#### Dataset records
******************************
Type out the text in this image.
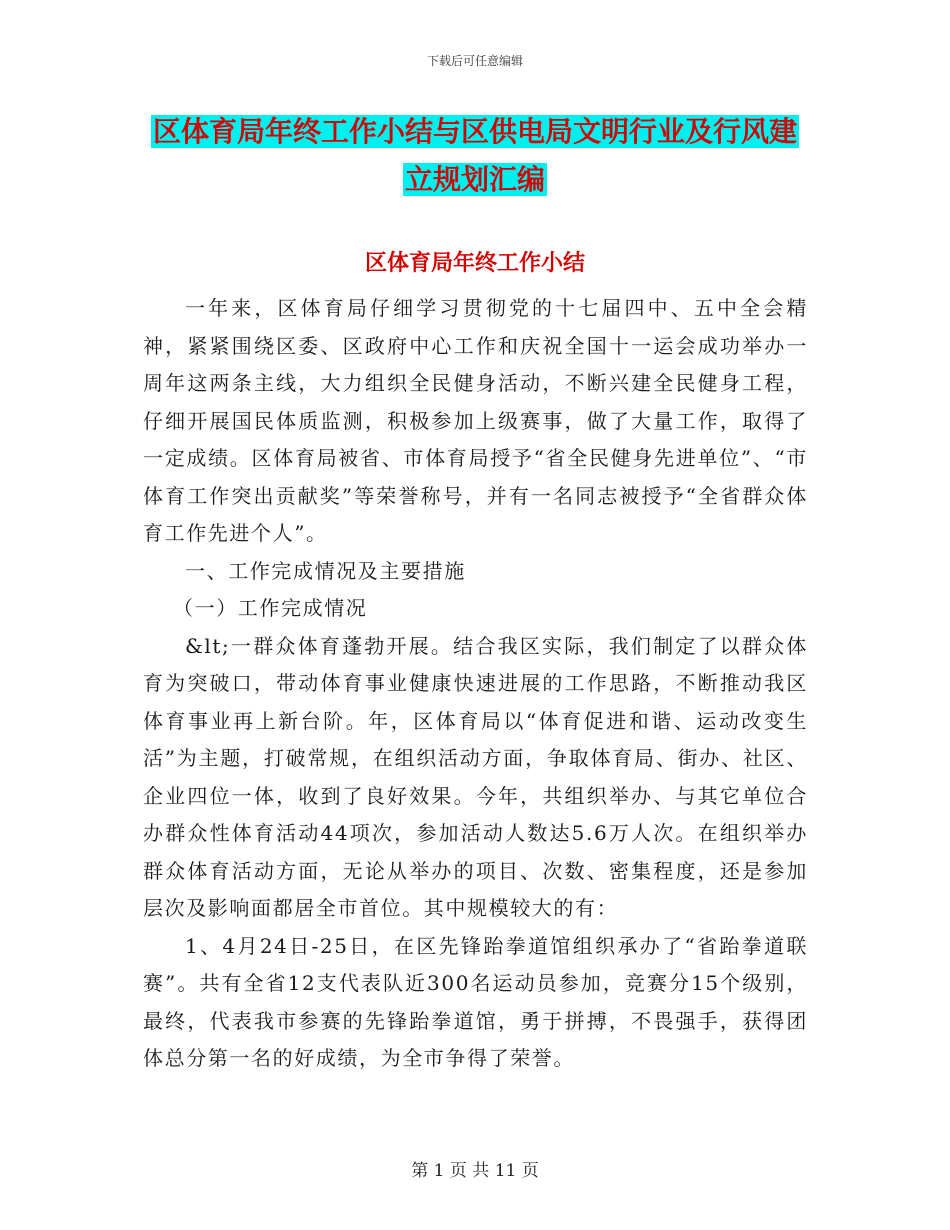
下载后可任意编辑
区体育局年终工作小结与区供电局文明行业及行风建
立规划汇编
区体育局年终工作小结

一年来，区体育局仔细学习贯彻党的十七届四中、五中全会精神，紧紧围绕区委、区政府中心工作和庆祝全国十一运会成功举办一周年这两条主线，大力组织全民健身活动，不断兴建全民健身工程，仔细开展国民体质监测，积极参加上级赛事，做了大量工作，取得了一定成绩。区体育局被省、市体育局授予“省全民健身先进单位”、“市体育工作突出贡献奖”等荣誉称号，并有一名同志被授予“全省群众体育工作先进个人”。

一、工作完成情况及主要措施

（一）工作完成情况

&lt;一群众体育蓬勃开展。结合我区实际，我们制定了以群众体育为突破口，带动体育事业健康快速进展的工作思路，不断推动我区体育事业再上新台阶。年，区体育局以“体育促进和谐、运动改变生活”为主题，打破常规，在组织活动方面，争取体育局、街办、社区、企业四位一体，收到了良好效果。今年，共组织举办、与其它单位合办群众性体育活动44项次，参加活动人数达5.6万人次。在组织举办群众体育活动方面，无论从举办的项目、次数、密集程度，还是参加层次及影响面都居全市首位。其中规模较大的有：

1、4月24日-25日，在区先锋跆拳道馆组织承办了“省跆拳道联赛”。共有全省12支代表队近300名运动员参加，竞赛分15个级别，最终，代表我市参赛的先锋跆拳道馆，勇于拼搏，不畏强手，获得团体总分第一名的好成绩，为全市争得了荣誉。

第 1 页 共 11 页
******************************
#### Task requirements
Give the entries again word for word, but skip the pictures.

#### Written response
Type out the text in this image.
下载后可任意编辑
区体育局年终工作小结与区供电局文明行业及行风建
立规划汇编
区体育局年终工作小结

一年来，区体育局仔细学习贯彻党的十七届四中、五中全会精神，紧紧围绕区委、区政府中心工作和庆祝全国十一运会成功举办一周年这两条主线，大力组织全民健身活动，不断兴建全民健身工程，仔细开展国民体质监测，积极参加上级赛事，做了大量工作，取得了一定成绩。区体育局被省、市体育局授予“省全民健身先进单位”、“市体育工作突出贡献奖”等荣誉称号，并有一名同志被授予“全省群众体育工作先进个人”。

一、工作完成情况及主要措施

（一）工作完成情况

&lt;一群众体育蓬勃开展。结合我区实际，我们制定了以群众体育为突破口，带动体育事业健康快速进展的工作思路，不断推动我区体育事业再上新台阶。年，区体育局以“体育促进和谐、运动改变生活”为主题，打破常规，在组织活动方面，争取体育局、街办、社区、企业四位一体，收到了良好效果。今年，共组织举办、与其它单位合办群众性体育活动44项次，参加活动人数达5.6万人次。在组织举办群众体育活动方面，无论从举办的项目、次数、密集程度，还是参加层次及影响面都居全市首位。其中规模较大的有：

1、4月24日-25日，在区先锋跆拳道馆组织承办了“省跆拳道联赛”。共有全省12支代表队近300名运动员参加，竞赛分15个级别，最终，代表我市参赛的先锋跆拳道馆，勇于拼搏，不畏强手，获得团体总分第一名的好成绩，为全市争得了荣誉。

第 1 页 共 11 页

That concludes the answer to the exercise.